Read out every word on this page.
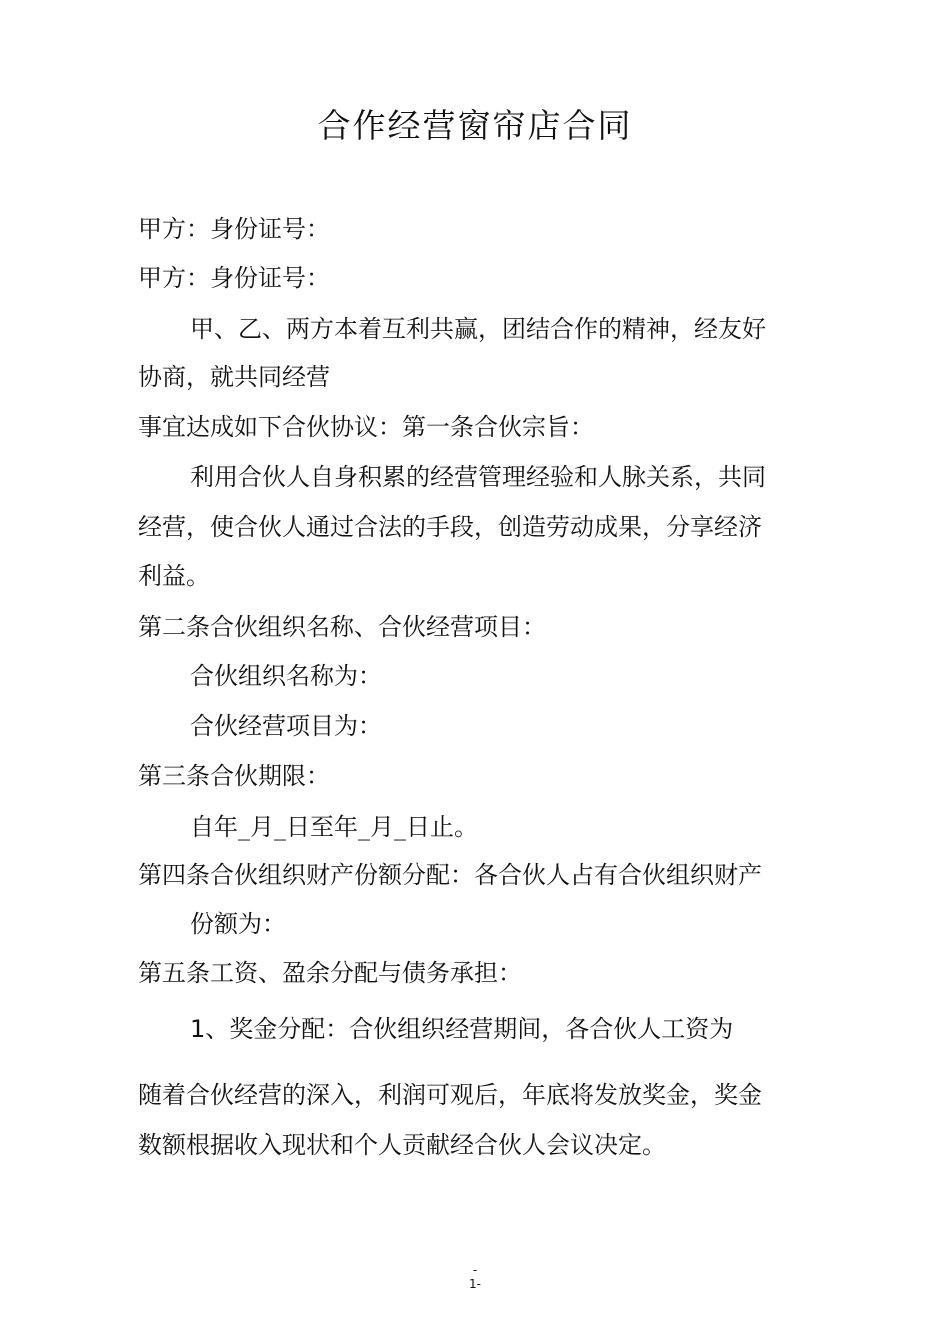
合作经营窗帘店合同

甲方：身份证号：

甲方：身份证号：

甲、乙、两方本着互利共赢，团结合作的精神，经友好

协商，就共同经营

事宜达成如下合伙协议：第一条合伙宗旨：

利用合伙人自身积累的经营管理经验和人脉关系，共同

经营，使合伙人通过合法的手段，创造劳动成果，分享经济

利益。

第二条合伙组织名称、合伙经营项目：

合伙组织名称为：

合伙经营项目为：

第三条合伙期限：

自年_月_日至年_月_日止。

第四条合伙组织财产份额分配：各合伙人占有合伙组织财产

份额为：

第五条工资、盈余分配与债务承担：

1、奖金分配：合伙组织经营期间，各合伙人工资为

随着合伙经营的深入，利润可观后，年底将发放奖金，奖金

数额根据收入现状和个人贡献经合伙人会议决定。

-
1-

=== Prompt ===
Repeat each record exactly as shown above, dropping all images.

=== Final result ===
Read out every word on this page.
合作经营窗帘店合同

甲方：身份证号：

甲方：身份证号：

甲、乙、两方本着互利共赢，团结合作的精神，经友好

协商，就共同经营

事宜达成如下合伙协议：第一条合伙宗旨：

利用合伙人自身积累的经营管理经验和人脉关系，共同

经营，使合伙人通过合法的手段，创造劳动成果，分享经济

利益。

第二条合伙组织名称、合伙经营项目：

合伙组织名称为：

合伙经营项目为：

第三条合伙期限：

自年_月_日至年_月_日止。

第四条合伙组织财产份额分配：各合伙人占有合伙组织财产

份额为：

第五条工资、盈余分配与债务承担：

1、奖金分配：合伙组织经营期间，各合伙人工资为

随着合伙经营的深入，利润可观后，年底将发放奖金，奖金

数额根据收入现状和个人贡献经合伙人会议决定。

-
1-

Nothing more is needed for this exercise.